### What this task involves
Return the listing below word for word.

— start of Records shown —

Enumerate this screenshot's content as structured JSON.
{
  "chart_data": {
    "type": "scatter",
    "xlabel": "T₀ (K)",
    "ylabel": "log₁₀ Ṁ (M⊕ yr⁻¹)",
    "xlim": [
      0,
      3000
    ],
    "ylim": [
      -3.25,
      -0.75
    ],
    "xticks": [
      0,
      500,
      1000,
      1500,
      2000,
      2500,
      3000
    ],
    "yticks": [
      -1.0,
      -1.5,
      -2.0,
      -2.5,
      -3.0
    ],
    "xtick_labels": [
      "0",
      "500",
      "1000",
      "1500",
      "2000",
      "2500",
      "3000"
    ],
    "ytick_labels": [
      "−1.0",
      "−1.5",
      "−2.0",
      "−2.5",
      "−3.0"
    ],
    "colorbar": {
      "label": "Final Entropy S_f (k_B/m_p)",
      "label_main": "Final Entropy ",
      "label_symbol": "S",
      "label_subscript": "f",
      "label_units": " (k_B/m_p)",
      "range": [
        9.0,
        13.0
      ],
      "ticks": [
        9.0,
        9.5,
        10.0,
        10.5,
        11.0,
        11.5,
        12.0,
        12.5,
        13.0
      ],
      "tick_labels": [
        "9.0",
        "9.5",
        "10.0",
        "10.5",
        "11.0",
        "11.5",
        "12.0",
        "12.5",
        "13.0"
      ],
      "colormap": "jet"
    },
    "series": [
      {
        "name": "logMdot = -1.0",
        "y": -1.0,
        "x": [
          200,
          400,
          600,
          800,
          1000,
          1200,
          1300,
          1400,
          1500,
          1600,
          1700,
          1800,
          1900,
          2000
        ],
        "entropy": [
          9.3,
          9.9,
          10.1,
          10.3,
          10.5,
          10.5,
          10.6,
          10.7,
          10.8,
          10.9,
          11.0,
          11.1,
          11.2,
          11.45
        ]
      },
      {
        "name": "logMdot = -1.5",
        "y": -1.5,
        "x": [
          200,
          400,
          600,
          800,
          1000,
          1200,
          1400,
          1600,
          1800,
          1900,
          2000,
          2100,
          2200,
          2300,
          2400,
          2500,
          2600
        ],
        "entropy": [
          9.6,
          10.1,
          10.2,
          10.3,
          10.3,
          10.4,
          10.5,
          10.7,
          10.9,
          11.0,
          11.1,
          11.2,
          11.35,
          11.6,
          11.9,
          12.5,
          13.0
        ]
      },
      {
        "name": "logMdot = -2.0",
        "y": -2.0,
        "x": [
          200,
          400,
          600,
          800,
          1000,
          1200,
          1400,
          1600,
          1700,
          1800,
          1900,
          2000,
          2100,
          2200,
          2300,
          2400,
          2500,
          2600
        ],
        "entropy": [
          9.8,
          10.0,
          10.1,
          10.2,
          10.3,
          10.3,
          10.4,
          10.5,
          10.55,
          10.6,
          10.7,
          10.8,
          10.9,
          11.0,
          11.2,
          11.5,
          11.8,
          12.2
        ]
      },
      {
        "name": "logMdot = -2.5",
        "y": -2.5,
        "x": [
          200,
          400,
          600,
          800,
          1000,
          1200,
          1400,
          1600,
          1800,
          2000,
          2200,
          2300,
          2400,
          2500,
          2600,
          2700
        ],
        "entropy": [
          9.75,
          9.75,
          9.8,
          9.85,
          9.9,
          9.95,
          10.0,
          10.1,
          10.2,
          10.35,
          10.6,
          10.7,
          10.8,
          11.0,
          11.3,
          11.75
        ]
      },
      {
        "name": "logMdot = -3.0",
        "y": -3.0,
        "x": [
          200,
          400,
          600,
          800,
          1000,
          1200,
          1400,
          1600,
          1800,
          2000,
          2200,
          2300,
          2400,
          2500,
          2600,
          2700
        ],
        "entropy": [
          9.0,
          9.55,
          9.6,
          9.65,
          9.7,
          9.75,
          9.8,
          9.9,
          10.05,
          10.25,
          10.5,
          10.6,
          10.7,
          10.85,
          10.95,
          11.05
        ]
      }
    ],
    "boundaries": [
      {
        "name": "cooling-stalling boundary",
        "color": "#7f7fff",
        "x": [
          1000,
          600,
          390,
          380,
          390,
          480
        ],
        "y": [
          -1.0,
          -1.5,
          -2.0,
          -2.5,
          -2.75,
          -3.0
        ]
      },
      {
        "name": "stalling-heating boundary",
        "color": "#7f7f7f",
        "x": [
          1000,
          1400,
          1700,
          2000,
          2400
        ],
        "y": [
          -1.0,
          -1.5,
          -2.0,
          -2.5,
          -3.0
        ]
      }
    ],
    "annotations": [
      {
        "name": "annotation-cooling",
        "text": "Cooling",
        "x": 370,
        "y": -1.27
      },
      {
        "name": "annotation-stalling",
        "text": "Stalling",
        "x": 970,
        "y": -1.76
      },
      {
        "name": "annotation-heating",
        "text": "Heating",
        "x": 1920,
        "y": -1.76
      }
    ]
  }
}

— end of Records shown —

### Correct output
Enumerate this screenshot's content as structured JSON.
{
  "chart_data": {
    "type": "scatter",
    "xlabel": "T₀ (K)",
    "ylabel": "log₁₀ Ṁ (M⊕ yr⁻¹)",
    "xlim": [
      0,
      3000
    ],
    "ylim": [
      -3.25,
      -0.75
    ],
    "xticks": [
      0,
      500,
      1000,
      1500,
      2000,
      2500,
      3000
    ],
    "yticks": [
      -1.0,
      -1.5,
      -2.0,
      -2.5,
      -3.0
    ],
    "xtick_labels": [
      "0",
      "500",
      "1000",
      "1500",
      "2000",
      "2500",
      "3000"
    ],
    "ytick_labels": [
      "−1.0",
      "−1.5",
      "−2.0",
      "−2.5",
      "−3.0"
    ],
    "colorbar": {
      "label": "Final Entropy S_f (k_B/m_p)",
      "label_main": "Final Entropy ",
      "label_symbol": "S",
      "label_subscript": "f",
      "label_units": " (k_B/m_p)",
      "range": [
        9.0,
        13.0
      ],
      "ticks": [
        9.0,
        9.5,
        10.0,
        10.5,
        11.0,
        11.5,
        12.0,
        12.5,
        13.0
      ],
      "tick_labels": [
        "9.0",
        "9.5",
        "10.0",
        "10.5",
        "11.0",
        "11.5",
        "12.0",
        "12.5",
        "13.0"
      ],
      "colormap": "jet"
    },
    "series": [
      {
        "name": "logMdot = -1.0",
        "y": -1.0,
        "x": [
          200,
          400,
          600,
          800,
          1000,
          1200,
          1300,
          1400,
          1500,
          1600,
          1700,
          1800,
          1900,
          2000
        ],
        "entropy": [
          9.3,
          9.9,
          10.1,
          10.3,
          10.5,
          10.5,
          10.6,
          10.7,
          10.8,
          10.9,
          11.0,
          11.1,
          11.2,
          11.45
        ]
      },
      {
        "name": "logMdot = -1.5",
        "y": -1.5,
        "x": [
          200,
          400,
          600,
          800,
          1000,
          1200,
          1400,
          1600,
          1800,
          1900,
          2000,
          2100,
          2200,
          2300,
          2400,
          2500,
          2600
        ],
        "entropy": [
          9.6,
          10.1,
          10.2,
          10.3,
          10.3,
          10.4,
          10.5,
          10.7,
          10.9,
          11.0,
          11.1,
          11.2,
          11.35,
          11.6,
          11.9,
          12.5,
          13.0
        ]
      },
      {
        "name": "logMdot = -2.0",
        "y": -2.0,
        "x": [
          200,
          400,
          600,
          800,
          1000,
          1200,
          1400,
          1600,
          1700,
          1800,
          1900,
          2000,
          2100,
          2200,
          2300,
          2400,
          2500,
          2600
        ],
        "entropy": [
          9.8,
          10.0,
          10.1,
          10.2,
          10.3,
          10.3,
          10.4,
          10.5,
          10.55,
          10.6,
          10.7,
          10.8,
          10.9,
          11.0,
          11.2,
          11.5,
          11.8,
          12.2
        ]
      },
      {
        "name": "logMdot = -2.5",
        "y": -2.5,
        "x": [
          200,
          400,
          600,
          800,
          1000,
          1200,
          1400,
          1600,
          1800,
          2000,
          2200,
          2300,
          2400,
          2500,
          2600,
          2700
        ],
        "entropy": [
          9.75,
          9.75,
          9.8,
          9.85,
          9.9,
          9.95,
          10.0,
          10.1,
          10.2,
          10.35,
          10.6,
          10.7,
          10.8,
          11.0,
          11.3,
          11.75
        ]
      },
      {
        "name": "logMdot = -3.0",
        "y": -3.0,
        "x": [
          200,
          400,
          600,
          800,
          1000,
          1200,
          1400,
          1600,
          1800,
          2000,
          2200,
          2300,
          2400,
          2500,
          2600,
          2700
        ],
        "entropy": [
          9.0,
          9.55,
          9.6,
          9.65,
          9.7,
          9.75,
          9.8,
          9.9,
          10.05,
          10.25,
          10.5,
          10.6,
          10.7,
          10.85,
          10.95,
          11.05
        ]
      }
    ],
    "boundaries": [
      {
        "name": "cooling-stalling boundary",
        "color": "#7f7fff",
        "x": [
          1000,
          600,
          390,
          380,
          390,
          480
        ],
        "y": [
          -1.0,
          -1.5,
          -2.0,
          -2.5,
          -2.75,
          -3.0
        ]
      },
      {
        "name": "stalling-heating boundary",
        "color": "#7f7f7f",
        "x": [
          1000,
          1400,
          1700,
          2000,
          2400
        ],
        "y": [
          -1.0,
          -1.5,
          -2.0,
          -2.5,
          -3.0
        ]
      }
    ],
    "annotations": [
      {
        "name": "annotation-cooling",
        "text": "Cooling",
        "x": 370,
        "y": -1.27
      },
      {
        "name": "annotation-stalling",
        "text": "Stalling",
        "x": 970,
        "y": -1.76
      },
      {
        "name": "annotation-heating",
        "text": "Heating",
        "x": 1920,
        "y": -1.76
      }
    ]
  }
}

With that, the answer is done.